The entries below should be output exactly as written.

Entries:
☆ ☆ ☆ ☆ ☆

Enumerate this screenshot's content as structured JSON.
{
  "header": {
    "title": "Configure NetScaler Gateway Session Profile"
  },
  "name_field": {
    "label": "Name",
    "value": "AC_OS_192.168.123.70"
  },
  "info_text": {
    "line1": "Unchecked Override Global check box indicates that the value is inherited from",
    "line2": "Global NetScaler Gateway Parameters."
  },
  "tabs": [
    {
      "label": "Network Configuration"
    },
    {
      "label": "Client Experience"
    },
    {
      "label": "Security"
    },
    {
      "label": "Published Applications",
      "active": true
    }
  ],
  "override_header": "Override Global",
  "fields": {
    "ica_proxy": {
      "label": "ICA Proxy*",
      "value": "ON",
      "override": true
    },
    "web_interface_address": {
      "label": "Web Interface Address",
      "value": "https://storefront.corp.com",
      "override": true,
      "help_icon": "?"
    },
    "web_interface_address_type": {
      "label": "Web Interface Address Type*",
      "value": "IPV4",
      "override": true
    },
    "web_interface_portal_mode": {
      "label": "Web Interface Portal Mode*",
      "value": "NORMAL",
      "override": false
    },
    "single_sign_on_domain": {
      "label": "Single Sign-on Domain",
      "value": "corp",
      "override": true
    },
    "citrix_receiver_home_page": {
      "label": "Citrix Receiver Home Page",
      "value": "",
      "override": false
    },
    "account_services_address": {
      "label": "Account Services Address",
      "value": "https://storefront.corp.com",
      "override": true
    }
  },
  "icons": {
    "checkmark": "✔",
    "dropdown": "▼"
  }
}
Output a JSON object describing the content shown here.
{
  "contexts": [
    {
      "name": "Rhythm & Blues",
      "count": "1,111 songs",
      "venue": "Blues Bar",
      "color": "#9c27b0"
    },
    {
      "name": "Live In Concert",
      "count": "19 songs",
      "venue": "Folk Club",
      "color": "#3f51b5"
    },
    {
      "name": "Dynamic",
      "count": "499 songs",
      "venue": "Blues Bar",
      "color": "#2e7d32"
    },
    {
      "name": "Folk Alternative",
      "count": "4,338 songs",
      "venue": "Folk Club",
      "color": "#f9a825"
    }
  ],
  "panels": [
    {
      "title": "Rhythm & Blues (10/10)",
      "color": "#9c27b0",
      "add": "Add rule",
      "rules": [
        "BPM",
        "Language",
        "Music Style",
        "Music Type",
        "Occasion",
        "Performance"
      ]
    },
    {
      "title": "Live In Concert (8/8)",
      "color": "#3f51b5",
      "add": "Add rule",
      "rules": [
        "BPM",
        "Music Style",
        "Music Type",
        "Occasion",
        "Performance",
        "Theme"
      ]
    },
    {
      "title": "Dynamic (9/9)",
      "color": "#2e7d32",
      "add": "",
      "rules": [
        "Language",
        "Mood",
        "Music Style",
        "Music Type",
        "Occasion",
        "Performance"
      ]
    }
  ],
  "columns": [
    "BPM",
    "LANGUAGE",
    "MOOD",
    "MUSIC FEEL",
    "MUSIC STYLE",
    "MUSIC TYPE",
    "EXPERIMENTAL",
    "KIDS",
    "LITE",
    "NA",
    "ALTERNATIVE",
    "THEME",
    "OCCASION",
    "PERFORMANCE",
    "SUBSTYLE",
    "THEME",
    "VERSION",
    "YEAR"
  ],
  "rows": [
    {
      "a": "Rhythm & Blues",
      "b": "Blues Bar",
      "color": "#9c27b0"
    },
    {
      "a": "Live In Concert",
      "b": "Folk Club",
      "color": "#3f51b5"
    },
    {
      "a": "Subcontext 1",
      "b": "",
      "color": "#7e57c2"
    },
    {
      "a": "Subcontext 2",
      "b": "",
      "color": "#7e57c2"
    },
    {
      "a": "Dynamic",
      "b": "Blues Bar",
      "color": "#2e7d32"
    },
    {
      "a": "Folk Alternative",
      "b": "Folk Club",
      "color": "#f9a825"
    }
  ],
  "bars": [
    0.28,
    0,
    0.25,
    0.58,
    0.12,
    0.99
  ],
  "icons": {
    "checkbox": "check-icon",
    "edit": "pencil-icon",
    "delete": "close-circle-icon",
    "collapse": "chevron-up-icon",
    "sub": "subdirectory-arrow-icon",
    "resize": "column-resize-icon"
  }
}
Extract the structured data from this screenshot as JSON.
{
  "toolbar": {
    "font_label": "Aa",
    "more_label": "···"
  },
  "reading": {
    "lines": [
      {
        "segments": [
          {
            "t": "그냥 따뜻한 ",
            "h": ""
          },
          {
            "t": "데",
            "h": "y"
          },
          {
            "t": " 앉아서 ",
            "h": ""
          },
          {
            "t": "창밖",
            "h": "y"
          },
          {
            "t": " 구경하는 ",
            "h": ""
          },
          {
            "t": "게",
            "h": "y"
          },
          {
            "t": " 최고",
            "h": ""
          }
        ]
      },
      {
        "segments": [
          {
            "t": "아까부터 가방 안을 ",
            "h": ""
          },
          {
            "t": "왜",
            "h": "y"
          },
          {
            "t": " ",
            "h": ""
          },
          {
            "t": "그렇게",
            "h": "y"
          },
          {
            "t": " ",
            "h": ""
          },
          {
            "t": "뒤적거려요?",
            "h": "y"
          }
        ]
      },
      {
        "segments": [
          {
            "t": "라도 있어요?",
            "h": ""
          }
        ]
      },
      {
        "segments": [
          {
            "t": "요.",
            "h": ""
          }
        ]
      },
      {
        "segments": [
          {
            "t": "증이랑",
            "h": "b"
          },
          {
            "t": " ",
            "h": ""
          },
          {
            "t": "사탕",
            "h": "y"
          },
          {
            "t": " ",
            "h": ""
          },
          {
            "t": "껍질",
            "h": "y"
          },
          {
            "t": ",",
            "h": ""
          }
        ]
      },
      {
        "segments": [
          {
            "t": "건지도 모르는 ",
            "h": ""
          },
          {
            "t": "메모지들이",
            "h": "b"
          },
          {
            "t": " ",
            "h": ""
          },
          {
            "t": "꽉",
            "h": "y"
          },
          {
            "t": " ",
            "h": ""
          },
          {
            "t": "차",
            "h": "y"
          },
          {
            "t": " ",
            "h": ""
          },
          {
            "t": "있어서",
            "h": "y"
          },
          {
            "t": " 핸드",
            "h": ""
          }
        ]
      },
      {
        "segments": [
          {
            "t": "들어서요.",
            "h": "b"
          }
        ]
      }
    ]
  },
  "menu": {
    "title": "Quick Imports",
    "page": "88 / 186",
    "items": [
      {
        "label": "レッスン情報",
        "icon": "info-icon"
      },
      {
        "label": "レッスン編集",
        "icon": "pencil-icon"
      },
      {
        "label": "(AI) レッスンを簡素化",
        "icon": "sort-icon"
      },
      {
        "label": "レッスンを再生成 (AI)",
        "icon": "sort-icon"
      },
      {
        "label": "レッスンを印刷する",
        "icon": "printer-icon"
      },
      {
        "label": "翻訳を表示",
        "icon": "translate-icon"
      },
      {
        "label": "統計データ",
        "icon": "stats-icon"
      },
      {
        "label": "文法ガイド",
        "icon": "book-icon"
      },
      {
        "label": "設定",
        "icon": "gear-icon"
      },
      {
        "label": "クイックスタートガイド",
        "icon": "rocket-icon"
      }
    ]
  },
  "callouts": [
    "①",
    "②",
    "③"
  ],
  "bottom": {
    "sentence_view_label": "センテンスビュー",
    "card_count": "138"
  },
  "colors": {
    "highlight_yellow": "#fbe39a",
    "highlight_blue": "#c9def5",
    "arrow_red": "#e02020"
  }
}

☆ ☆ ☆ ☆ ☆

Output:
Enumerate this screenshot's content as structured JSON.
{
  "header": {
    "title": "Configure NetScaler Gateway Session Profile"
  },
  "name_field": {
    "label": "Name",
    "value": "AC_OS_192.168.123.70"
  },
  "info_text": {
    "line1": "Unchecked Override Global check box indicates that the value is inherited from",
    "line2": "Global NetScaler Gateway Parameters."
  },
  "tabs": [
    {
      "label": "Network Configuration"
    },
    {
      "label": "Client Experience"
    },
    {
      "label": "Security"
    },
    {
      "label": "Published Applications",
      "active": true
    }
  ],
  "override_header": "Override Global",
  "fields": {
    "ica_proxy": {
      "label": "ICA Proxy*",
      "value": "ON",
      "override": true
    },
    "web_interface_address": {
      "label": "Web Interface Address",
      "value": "https://storefront.corp.com",
      "override": true,
      "help_icon": "?"
    },
    "web_interface_address_type": {
      "label": "Web Interface Address Type*",
      "value": "IPV4",
      "override": true
    },
    "web_interface_portal_mode": {
      "label": "Web Interface Portal Mode*",
      "value": "NORMAL",
      "override": false
    },
    "single_sign_on_domain": {
      "label": "Single Sign-on Domain",
      "value": "corp",
      "override": true
    },
    "citrix_receiver_home_page": {
      "label": "Citrix Receiver Home Page",
      "value": "",
      "override": false
    },
    "account_services_address": {
      "label": "Account Services Address",
      "value": "https://storefront.corp.com",
      "override": true
    }
  },
  "icons": {
    "checkmark": "✔",
    "dropdown": "▼"
  }
}
Output a JSON object describing the content shown here.
{
  "contexts": [
    {
      "name": "Rhythm & Blues",
      "count": "1,111 songs",
      "venue": "Blues Bar",
      "color": "#9c27b0"
    },
    {
      "name": "Live In Concert",
      "count": "19 songs",
      "venue": "Folk Club",
      "color": "#3f51b5"
    },
    {
      "name": "Dynamic",
      "count": "499 songs",
      "venue": "Blues Bar",
      "color": "#2e7d32"
    },
    {
      "name": "Folk Alternative",
      "count": "4,338 songs",
      "venue": "Folk Club",
      "color": "#f9a825"
    }
  ],
  "panels": [
    {
      "title": "Rhythm & Blues (10/10)",
      "color": "#9c27b0",
      "add": "Add rule",
      "rules": [
        "BPM",
        "Language",
        "Music Style",
        "Music Type",
        "Occasion",
        "Performance"
      ]
    },
    {
      "title": "Live In Concert (8/8)",
      "color": "#3f51b5",
      "add": "Add rule",
      "rules": [
        "BPM",
        "Music Style",
        "Music Type",
        "Occasion",
        "Performance",
        "Theme"
      ]
    },
    {
      "title": "Dynamic (9/9)",
      "color": "#2e7d32",
      "add": "",
      "rules": [
        "Language",
        "Mood",
        "Music Style",
        "Music Type",
        "Occasion",
        "Performance"
      ]
    }
  ],
  "columns": [
    "BPM",
    "LANGUAGE",
    "MOOD",
    "MUSIC FEEL",
    "MUSIC STYLE",
    "MUSIC TYPE",
    "EXPERIMENTAL",
    "KIDS",
    "LITE",
    "NA",
    "ALTERNATIVE",
    "THEME",
    "OCCASION",
    "PERFORMANCE",
    "SUBSTYLE",
    "THEME",
    "VERSION",
    "YEAR"
  ],
  "rows": [
    {
      "a": "Rhythm & Blues",
      "b": "Blues Bar",
      "color": "#9c27b0"
    },
    {
      "a": "Live In Concert",
      "b": "Folk Club",
      "color": "#3f51b5"
    },
    {
      "a": "Subcontext 1",
      "b": "",
      "color": "#7e57c2"
    },
    {
      "a": "Subcontext 2",
      "b": "",
      "color": "#7e57c2"
    },
    {
      "a": "Dynamic",
      "b": "Blues Bar",
      "color": "#2e7d32"
    },
    {
      "a": "Folk Alternative",
      "b": "Folk Club",
      "color": "#f9a825"
    }
  ],
  "bars": [
    0.28,
    0,
    0.25,
    0.58,
    0.12,
    0.99
  ],
  "icons": {
    "checkbox": "check-icon",
    "edit": "pencil-icon",
    "delete": "close-circle-icon",
    "collapse": "chevron-up-icon",
    "sub": "subdirectory-arrow-icon",
    "resize": "column-resize-icon"
  }
}
Extract the structured data from this screenshot as JSON.
{
  "toolbar": {
    "font_label": "Aa",
    "more_label": "···"
  },
  "reading": {
    "lines": [
      {
        "segments": [
          {
            "t": "그냥 따뜻한 ",
            "h": ""
          },
          {
            "t": "데",
            "h": "y"
          },
          {
            "t": " 앉아서 ",
            "h": ""
          },
          {
            "t": "창밖",
            "h": "y"
          },
          {
            "t": " 구경하는 ",
            "h": ""
          },
          {
            "t": "게",
            "h": "y"
          },
          {
            "t": " 최고",
            "h": ""
          }
        ]
      },
      {
        "segments": [
          {
            "t": "아까부터 가방 안을 ",
            "h": ""
          },
          {
            "t": "왜",
            "h": "y"
          },
          {
            "t": " ",
            "h": ""
          },
          {
            "t": "그렇게",
            "h": "y"
          },
          {
            "t": " ",
            "h": ""
          },
          {
            "t": "뒤적거려요?",
            "h": "y"
          }
        ]
      },
      {
        "segments": [
          {
            "t": "라도 있어요?",
            "h": ""
          }
        ]
      },
      {
        "segments": [
          {
            "t": "요.",
            "h": ""
          }
        ]
      },
      {
        "segments": [
          {
            "t": "증이랑",
            "h": "b"
          },
          {
            "t": " ",
            "h": ""
          },
          {
            "t": "사탕",
            "h": "y"
          },
          {
            "t": " ",
            "h": ""
          },
          {
            "t": "껍질",
            "h": "y"
          },
          {
            "t": ",",
            "h": ""
          }
        ]
      },
      {
        "segments": [
          {
            "t": "건지도 모르는 ",
            "h": ""
          },
          {
            "t": "메모지들이",
            "h": "b"
          },
          {
            "t": " ",
            "h": ""
          },
          {
            "t": "꽉",
            "h": "y"
          },
          {
            "t": " ",
            "h": ""
          },
          {
            "t": "차",
            "h": "y"
          },
          {
            "t": " ",
            "h": ""
          },
          {
            "t": "있어서",
            "h": "y"
          },
          {
            "t": " 핸드",
            "h": ""
          }
        ]
      },
      {
        "segments": [
          {
            "t": "들어서요.",
            "h": "b"
          }
        ]
      }
    ]
  },
  "menu": {
    "title": "Quick Imports",
    "page": "88 / 186",
    "items": [
      {
        "label": "レッスン情報",
        "icon": "info-icon"
      },
      {
        "label": "レッスン編集",
        "icon": "pencil-icon"
      },
      {
        "label": "(AI) レッスンを簡素化",
        "icon": "sort-icon"
      },
      {
        "label": "レッスンを再生成 (AI)",
        "icon": "sort-icon"
      },
      {
        "label": "レッスンを印刷する",
        "icon": "printer-icon"
      },
      {
        "label": "翻訳を表示",
        "icon": "translate-icon"
      },
      {
        "label": "統計データ",
        "icon": "stats-icon"
      },
      {
        "label": "文法ガイド",
        "icon": "book-icon"
      },
      {
        "label": "設定",
        "icon": "gear-icon"
      },
      {
        "label": "クイックスタートガイド",
        "icon": "rocket-icon"
      }
    ]
  },
  "callouts": [
    "①",
    "②",
    "③"
  ],
  "bottom": {
    "sentence_view_label": "センテンスビュー",
    "card_count": "138"
  },
  "colors": {
    "highlight_yellow": "#fbe39a",
    "highlight_blue": "#c9def5",
    "arrow_red": "#e02020"
  }
}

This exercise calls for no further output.